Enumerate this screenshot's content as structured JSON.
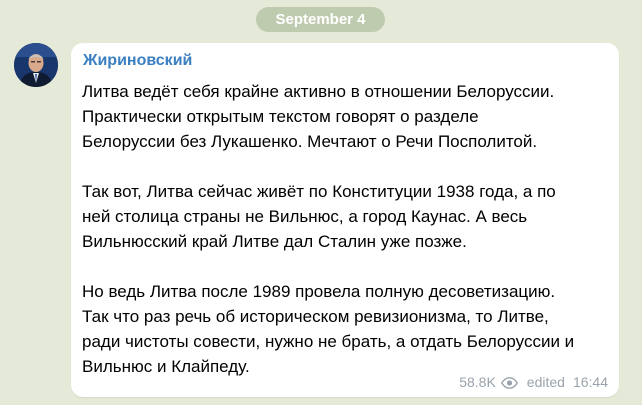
{
  "date_separator": "September 4",
  "post": {
    "sender": "Жириновский",
    "paragraphs": [
      {
        "lines": [
          "Литва ведёт себя крайне активно в отношении Белоруссии.",
          "Практически открытым текстом говорят о разделе",
          "Белоруссии без Лукашенко. Мечтают о Речи Посполитой."
        ]
      },
      {
        "lines": [
          "Так вот, Литва сейчас живёт по Конституции 1938 года, а по",
          "ней столица страны не Вильнюс, а город Каунас. А весь",
          "Вильнюсский край Литве дал Сталин уже позже."
        ]
      },
      {
        "lines": [
          "Но ведь Литва после 1989 провела полную десоветизацию.",
          "Так что раз речь об историческом ревизионизма, то Литве,",
          "ради чистоты совести, нужно не брать, а отдать Белоруссии и",
          "Вильнюс и Клайпеду."
        ]
      }
    ],
    "views": "58.8K",
    "views_icon": "eye-icon",
    "edited_label": "edited",
    "time": "16:44"
  },
  "colors": {
    "background": "#e4ead7",
    "sender_name": "#3a7fc2",
    "meta_text": "#9aa3ab",
    "bubble": "#ffffff"
  }
}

^^^^^^^^

## EXERCISE
Using the records above, copy every line that has the word "Литва" in it.

## FINISHED TASK
          "Литва ведёт себя крайне активно в отношении Белоруссии.",
          "Так вот, Литва сейчас живёт по Конституции 1938 года, а по",
          "Но ведь Литва после 1989 провела полную десоветизацию.",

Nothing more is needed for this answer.